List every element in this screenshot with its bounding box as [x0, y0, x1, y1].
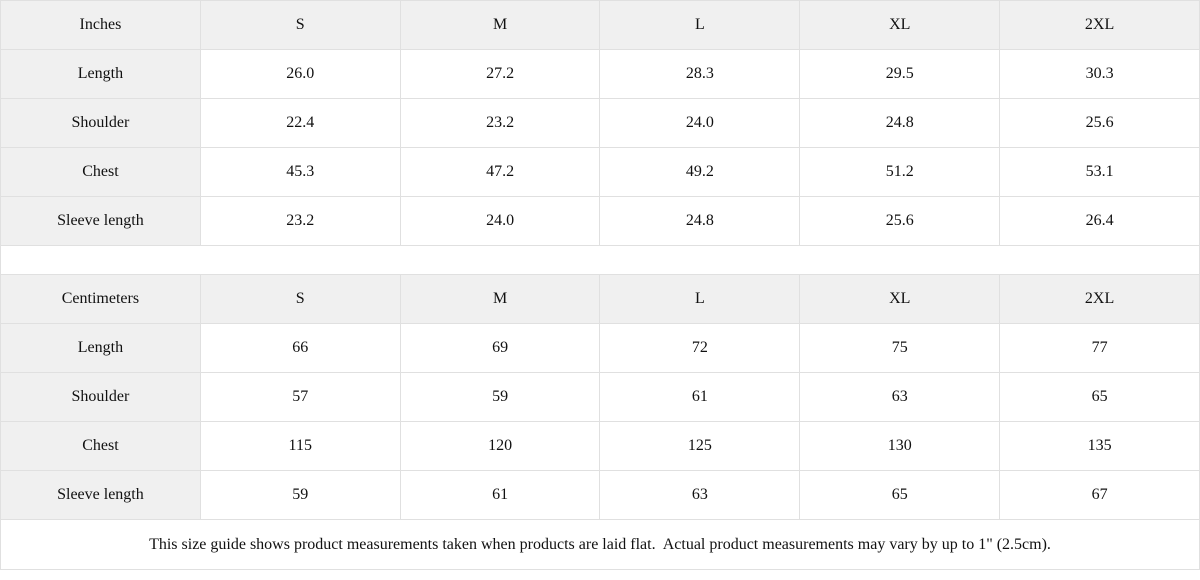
size-header-s: S	[199, 274, 401, 324]
table-row: Chest 45.3 47.2 49.2 51.2 53.1	[0, 147, 1200, 197]
table-spacer	[0, 246, 1200, 274]
value-cell: 27.2	[399, 49, 601, 99]
value-cell: 77	[999, 323, 1200, 373]
value-cell: 67	[999, 470, 1200, 520]
value-cell: 24.0	[399, 196, 601, 246]
size-header-xl: XL	[799, 274, 1001, 324]
centimeters-table: Centimeters S M L XL 2XL Length 66 69 72…	[0, 274, 1200, 520]
value-cell: 25.6	[799, 196, 1001, 246]
value-cell: 65	[799, 470, 1001, 520]
size-header-xl: XL	[799, 0, 1001, 50]
measurement-note: This size guide shows product measuremen…	[0, 520, 1200, 570]
table-row: Length 26.0 27.2 28.3 29.5 30.3	[0, 49, 1200, 99]
size-header-2xl: 2XL	[999, 274, 1200, 324]
value-cell: 29.5	[799, 49, 1001, 99]
value-cell: 59	[199, 470, 401, 520]
value-cell: 47.2	[399, 147, 601, 197]
value-cell: 22.4	[199, 98, 401, 148]
value-cell: 24.8	[799, 98, 1001, 148]
value-cell: 23.2	[399, 98, 601, 148]
value-cell: 30.3	[999, 49, 1200, 99]
value-cell: 69	[399, 323, 601, 373]
value-cell: 120	[399, 421, 601, 471]
size-header-s: S	[199, 0, 401, 50]
table-row: Shoulder 57 59 61 63 65	[0, 372, 1200, 422]
value-cell: 63	[799, 372, 1001, 422]
value-cell: 66	[199, 323, 401, 373]
value-cell: 65	[999, 372, 1200, 422]
value-cell: 45.3	[199, 147, 401, 197]
inches-table: Inches S M L XL 2XL Length 26.0 27.2 28.…	[0, 0, 1200, 246]
row-label-length: Length	[0, 323, 201, 373]
table-row: Sleeve length 23.2 24.0 24.8 25.6 26.4	[0, 196, 1200, 246]
row-label-length: Length	[0, 49, 201, 99]
size-header-2xl: 2XL	[999, 0, 1200, 50]
value-cell: 72	[599, 323, 801, 373]
value-cell: 57	[199, 372, 401, 422]
value-cell: 75	[799, 323, 1001, 373]
value-cell: 28.3	[599, 49, 801, 99]
value-cell: 63	[599, 470, 801, 520]
centimeters-header-row: Centimeters S M L XL 2XL	[0, 274, 1200, 324]
size-header-l: L	[599, 274, 801, 324]
table-row: Shoulder 22.4 23.2 24.0 24.8 25.6	[0, 98, 1200, 148]
size-header-m: M	[399, 0, 601, 50]
unit-header-centimeters: Centimeters	[0, 274, 201, 324]
value-cell: 25.6	[999, 98, 1200, 148]
value-cell: 24.0	[599, 98, 801, 148]
table-row: Sleeve length 59 61 63 65 67	[0, 470, 1200, 520]
table-row: Chest 115 120 125 130 135	[0, 421, 1200, 471]
value-cell: 26.0	[199, 49, 401, 99]
value-cell: 23.2	[199, 196, 401, 246]
value-cell: 130	[799, 421, 1001, 471]
value-cell: 24.8	[599, 196, 801, 246]
inches-header-row: Inches S M L XL 2XL	[0, 0, 1200, 50]
row-label-sleeve-length: Sleeve length	[0, 470, 201, 520]
row-label-sleeve-length: Sleeve length	[0, 196, 201, 246]
value-cell: 61	[599, 372, 801, 422]
table-row: Length 66 69 72 75 77	[0, 323, 1200, 373]
value-cell: 135	[999, 421, 1200, 471]
value-cell: 53.1	[999, 147, 1200, 197]
value-cell: 26.4	[999, 196, 1200, 246]
value-cell: 61	[399, 470, 601, 520]
value-cell: 115	[199, 421, 401, 471]
row-label-chest: Chest	[0, 147, 201, 197]
value-cell: 125	[599, 421, 801, 471]
size-header-m: M	[399, 274, 601, 324]
value-cell: 59	[399, 372, 601, 422]
row-label-chest: Chest	[0, 421, 201, 471]
row-label-shoulder: Shoulder	[0, 372, 201, 422]
value-cell: 51.2	[799, 147, 1001, 197]
row-label-shoulder: Shoulder	[0, 98, 201, 148]
value-cell: 49.2	[599, 147, 801, 197]
size-header-l: L	[599, 0, 801, 50]
unit-header-inches: Inches	[0, 0, 201, 50]
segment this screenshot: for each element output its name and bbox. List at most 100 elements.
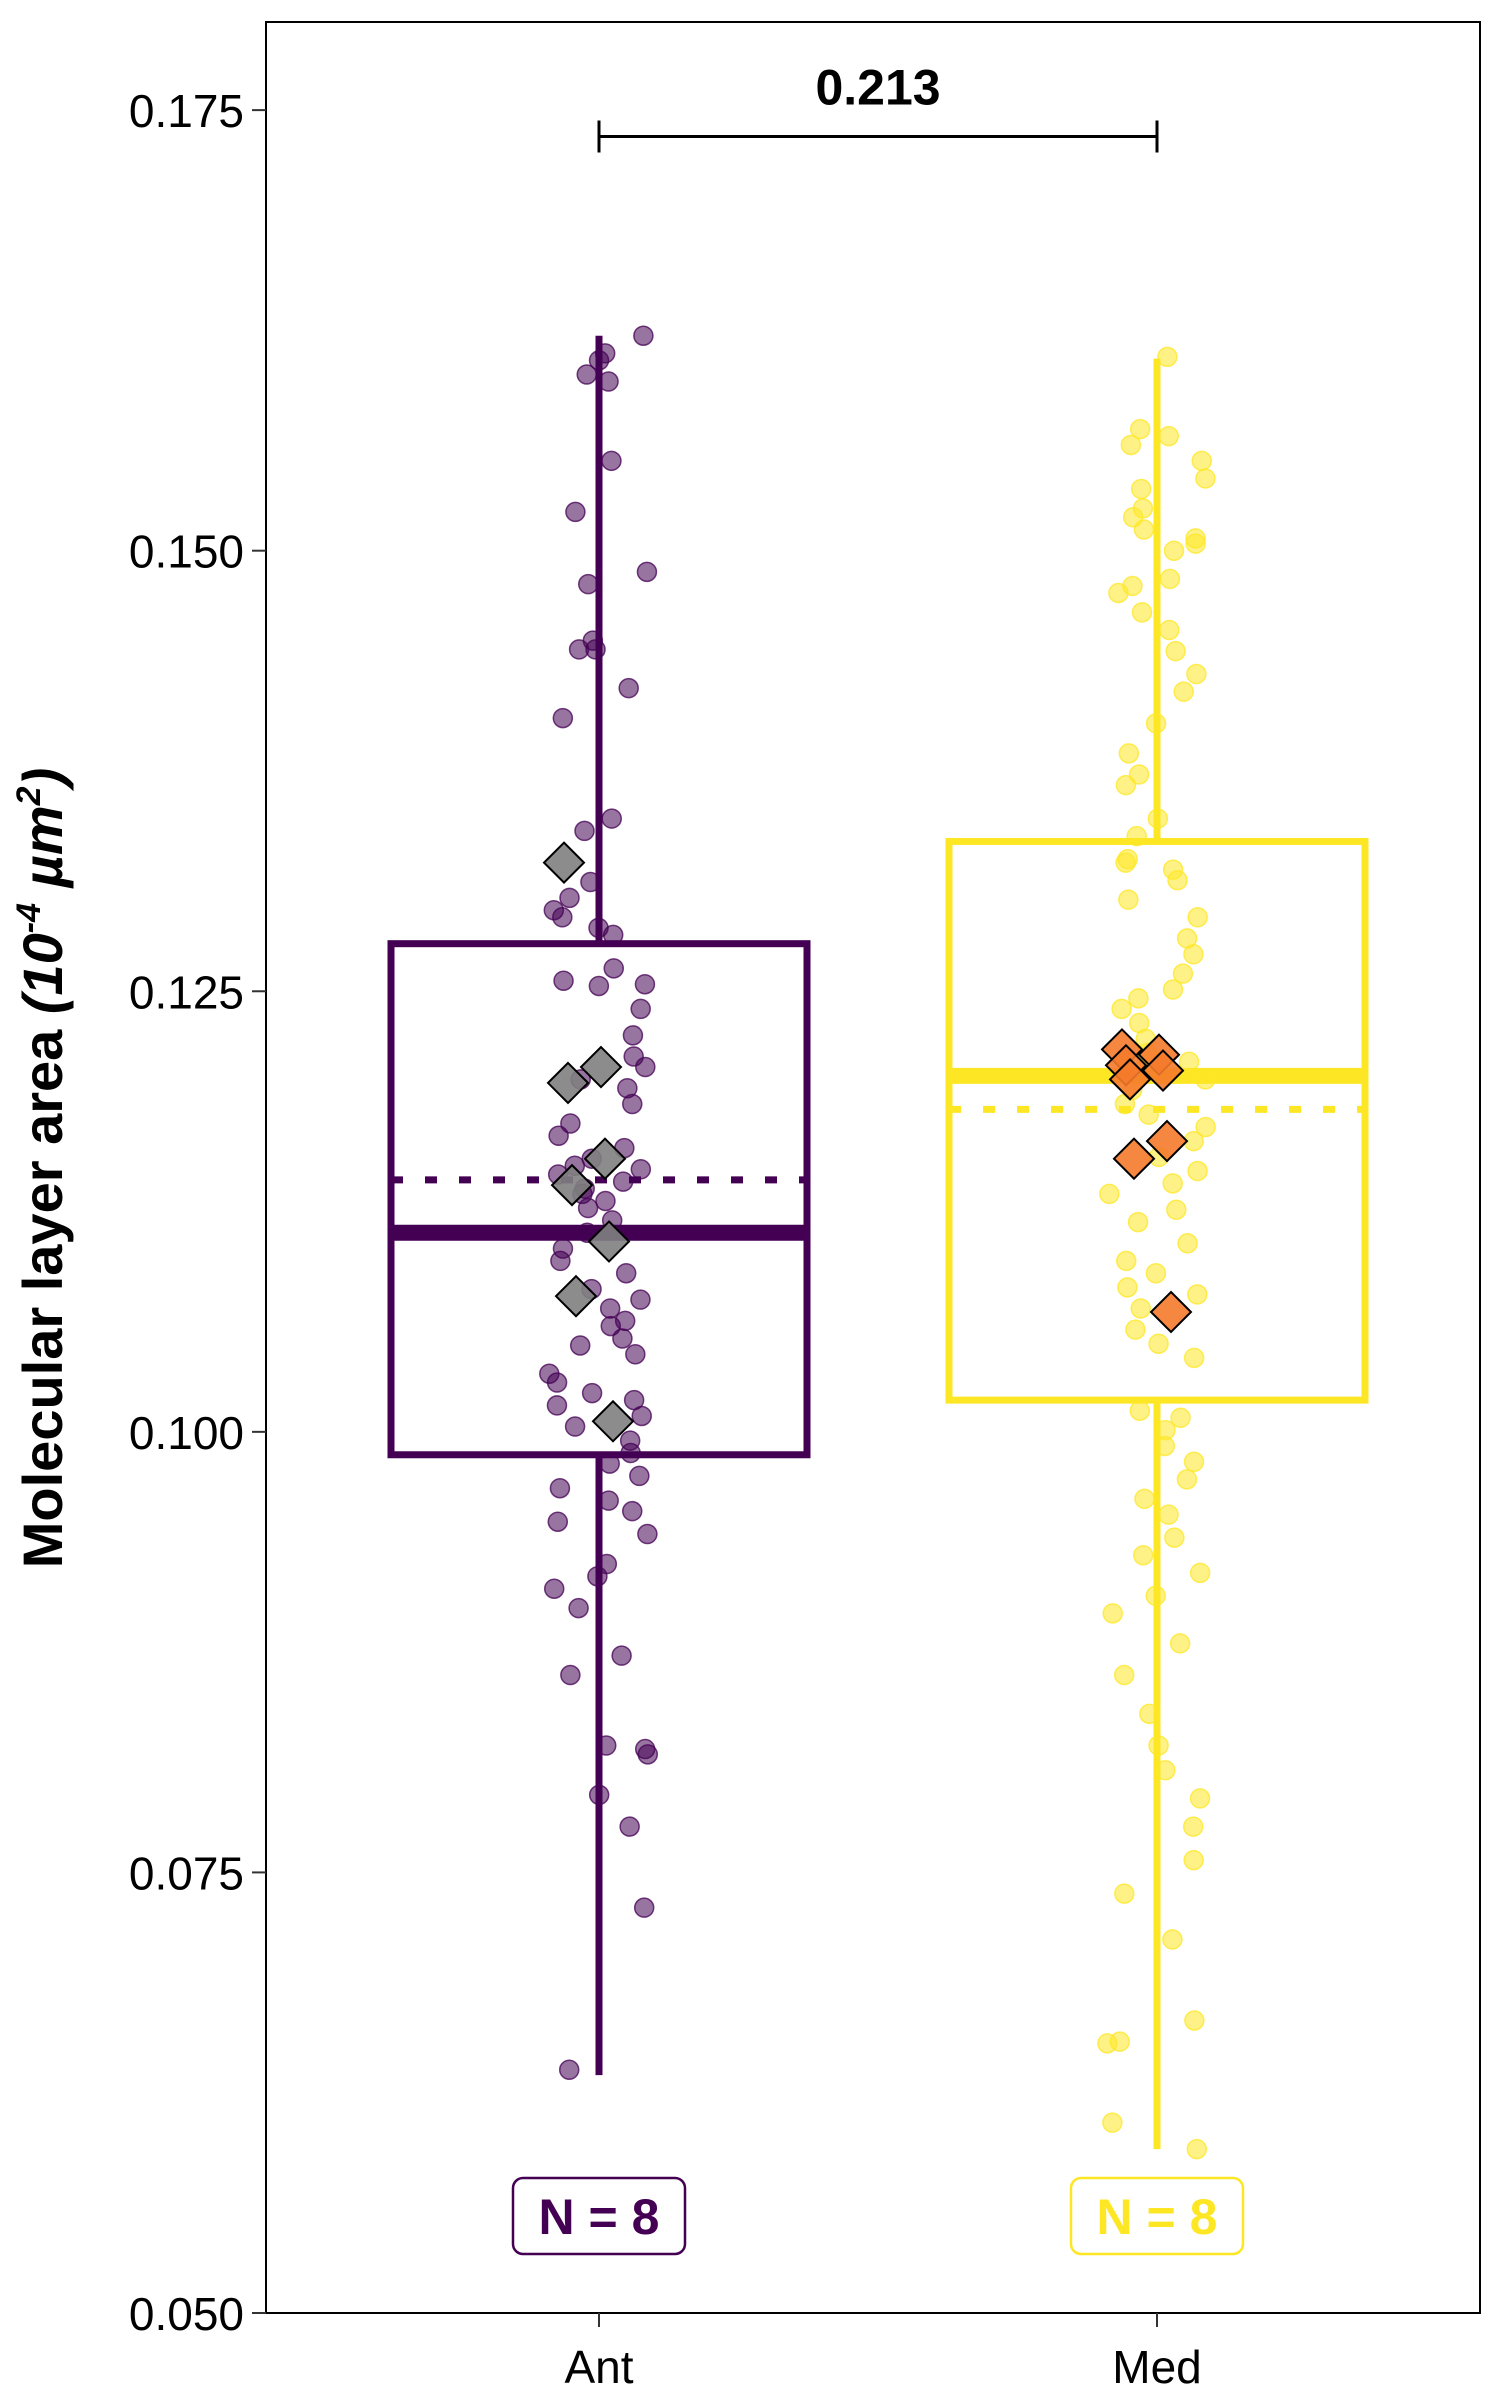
- data-point: [1115, 774, 1137, 796]
- data-point: [546, 1395, 568, 1416]
- data-point: [1158, 1504, 1179, 1525]
- replicate-mean-diamond: [591, 1399, 635, 1443]
- data-point: [1128, 988, 1149, 1009]
- data-point: [576, 364, 597, 385]
- data-point: [577, 1197, 599, 1219]
- data-point: [1097, 2033, 1118, 2054]
- data-point: [1113, 1664, 1135, 1686]
- data-point: [612, 1328, 633, 1349]
- replicate-mean-diamond: [546, 1061, 590, 1105]
- data-point: [629, 1465, 650, 1487]
- data-point: [1130, 478, 1152, 500]
- data-point: [1167, 869, 1188, 891]
- significance-bracket: 0.213: [597, 60, 1159, 153]
- data-point: [620, 1442, 641, 1464]
- data-point: [587, 1566, 608, 1587]
- data-point: [1182, 1816, 1204, 1837]
- n-label-text: N = 8: [1097, 2189, 1218, 2245]
- data-point: [543, 1578, 565, 1599]
- data-point: [1116, 1250, 1137, 1272]
- data-point: [619, 1816, 640, 1837]
- replicate-layer: [542, 841, 1193, 1443]
- data-point: [1108, 582, 1129, 604]
- data-point: [612, 1171, 634, 1192]
- y-tick-label: 0.175: [129, 85, 244, 137]
- data-point: [622, 1093, 643, 1115]
- data-point: [1129, 418, 1151, 440]
- data-point: [1189, 1562, 1211, 1584]
- data-point: [1111, 998, 1132, 1020]
- y-axis-label-unit: (10: [11, 933, 74, 1014]
- data-point: [1185, 533, 1206, 554]
- data-point: [1183, 1347, 1205, 1369]
- data-point: [1173, 681, 1194, 702]
- data-point: [1126, 825, 1147, 847]
- data-point: [621, 1500, 643, 1522]
- data-point: [1164, 1527, 1185, 1548]
- data-point: [588, 975, 610, 997]
- data-point: [1187, 1284, 1208, 1305]
- data-point: [1172, 963, 1194, 984]
- data-point: [633, 325, 654, 346]
- data-point: [630, 998, 651, 1020]
- data-point: [1183, 1849, 1204, 1871]
- data-point: [637, 1744, 659, 1765]
- data-point: [1158, 425, 1180, 447]
- data-point: [1169, 1633, 1191, 1654]
- data-point: [1115, 852, 1136, 873]
- data-point: [611, 1645, 632, 1666]
- data-point: [603, 958, 625, 979]
- data-point: [633, 1897, 655, 1918]
- n-label-text: N = 8: [539, 2189, 660, 2245]
- data-point: [599, 1453, 620, 1474]
- data-point: [552, 907, 573, 928]
- data-point: [1154, 1435, 1176, 1457]
- data-point: [549, 1477, 571, 1499]
- data-point: [1166, 1199, 1187, 1221]
- data-point: [568, 1597, 589, 1619]
- y-tick-label: 0.125: [129, 966, 244, 1018]
- data-point: [558, 2059, 580, 2081]
- data-point: [581, 1382, 603, 1404]
- data-point: [600, 1315, 622, 1337]
- data-point: [565, 501, 586, 523]
- data-point: [1157, 346, 1178, 368]
- data-point: [1191, 450, 1213, 472]
- y-tick-label: 0.150: [129, 526, 244, 578]
- x-axis-ticks: Ant Med: [564, 2313, 1202, 2393]
- data-point: [1162, 1929, 1183, 1950]
- n-labels: N = 8 N = 8: [511, 2176, 1245, 2256]
- data-point: [560, 1664, 581, 1686]
- data-point: [1183, 1451, 1205, 1473]
- data-point: [1187, 907, 1208, 928]
- data-point: [569, 1335, 591, 1356]
- data-point: [1099, 1183, 1120, 1205]
- data-point: [1102, 1603, 1123, 1624]
- data-point: [560, 1113, 581, 1134]
- data-point: [635, 1056, 656, 1078]
- replicate-mean-diamond: [579, 1045, 623, 1089]
- replicate-mean-diamond: [1141, 1049, 1185, 1092]
- data-point: [552, 707, 574, 729]
- data-point: [1155, 1759, 1176, 1781]
- data-point: [1195, 1069, 1216, 1090]
- data-point: [1186, 663, 1207, 685]
- replicate-mean-diamond: [1149, 1290, 1193, 1334]
- data-point: [1138, 1104, 1159, 1125]
- data-point: [602, 924, 624, 946]
- data-point: [1159, 568, 1181, 590]
- data-point: [594, 343, 616, 364]
- data-point: [546, 1372, 568, 1393]
- data-point: [622, 1025, 644, 1046]
- data-point: [574, 820, 595, 842]
- data-point: [1195, 468, 1216, 489]
- data-point: [1129, 1400, 1151, 1421]
- data-point: [1134, 1488, 1155, 1510]
- y-axis-ticks: 0.050 0.075 0.100 0.125 0.150 0.175: [129, 85, 266, 2340]
- data-point: [1170, 1407, 1191, 1428]
- y-axis-label-exp1: -4: [10, 903, 48, 933]
- data-point: [1178, 1051, 1200, 1073]
- data-point: [1120, 434, 1142, 456]
- data-point: [548, 1125, 569, 1147]
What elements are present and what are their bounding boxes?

• What to produce
Reproduce every line of the first entry exactly, from the line containing "274, 401, 324]" down to the line containing "323, 1001, 373]", with both of those lines included.

• The result
size-header-s: S	[199, 274, 401, 324]
table-row: Chest 45.3 47.2 49.2 51.2 53.1	[0, 147, 1200, 197]
table-spacer	[0, 246, 1200, 274]
value-cell: 27.2	[399, 49, 601, 99]
value-cell: 77	[999, 323, 1200, 373]
value-cell: 67	[999, 470, 1200, 520]
value-cell: 24.0	[399, 196, 601, 246]
size-header-xl: XL	[799, 274, 1001, 324]
centimeters-table: Centimeters S M L XL 2XL Length 66 69 72…	[0, 274, 1200, 520]
value-cell: 25.6	[799, 196, 1001, 246]
value-cell: 65	[799, 470, 1001, 520]
size-header-xl: XL	[799, 0, 1001, 50]
measurement-note: This size guide shows product measuremen…	[0, 520, 1200, 570]
table-row: Length 26.0 27.2 28.3 29.5 30.3	[0, 49, 1200, 99]
size-header-2xl: 2XL	[999, 274, 1200, 324]
value-cell: 29.5	[799, 49, 1001, 99]
value-cell: 59	[199, 470, 401, 520]
value-cell: 47.2	[399, 147, 601, 197]
value-cell: 22.4	[199, 98, 401, 148]
value-cell: 24.8	[799, 98, 1001, 148]
value-cell: 23.2	[399, 98, 601, 148]
value-cell: 30.3	[999, 49, 1200, 99]
value-cell: 69	[399, 323, 601, 373]
value-cell: 120	[399, 421, 601, 471]
size-header-s: S	[199, 0, 401, 50]
table-row: Shoulder 57 59 61 63 65	[0, 372, 1200, 422]
value-cell: 63	[799, 372, 1001, 422]
value-cell: 66	[199, 323, 401, 373]
value-cell: 65	[999, 372, 1200, 422]
value-cell: 45.3	[199, 147, 401, 197]
inches-table: Inches S M L XL 2XL Length 26.0 27.2 28.…	[0, 0, 1200, 246]
row-label-length: Length	[0, 323, 201, 373]
table-row: Sleeve length 23.2 24.0 24.8 25.6 26.4	[0, 196, 1200, 246]
row-label-length: Length	[0, 49, 201, 99]
size-header-2xl: 2XL	[999, 0, 1200, 50]
value-cell: 72	[599, 323, 801, 373]
value-cell: 57	[199, 372, 401, 422]
value-cell: 75	[799, 323, 1001, 373]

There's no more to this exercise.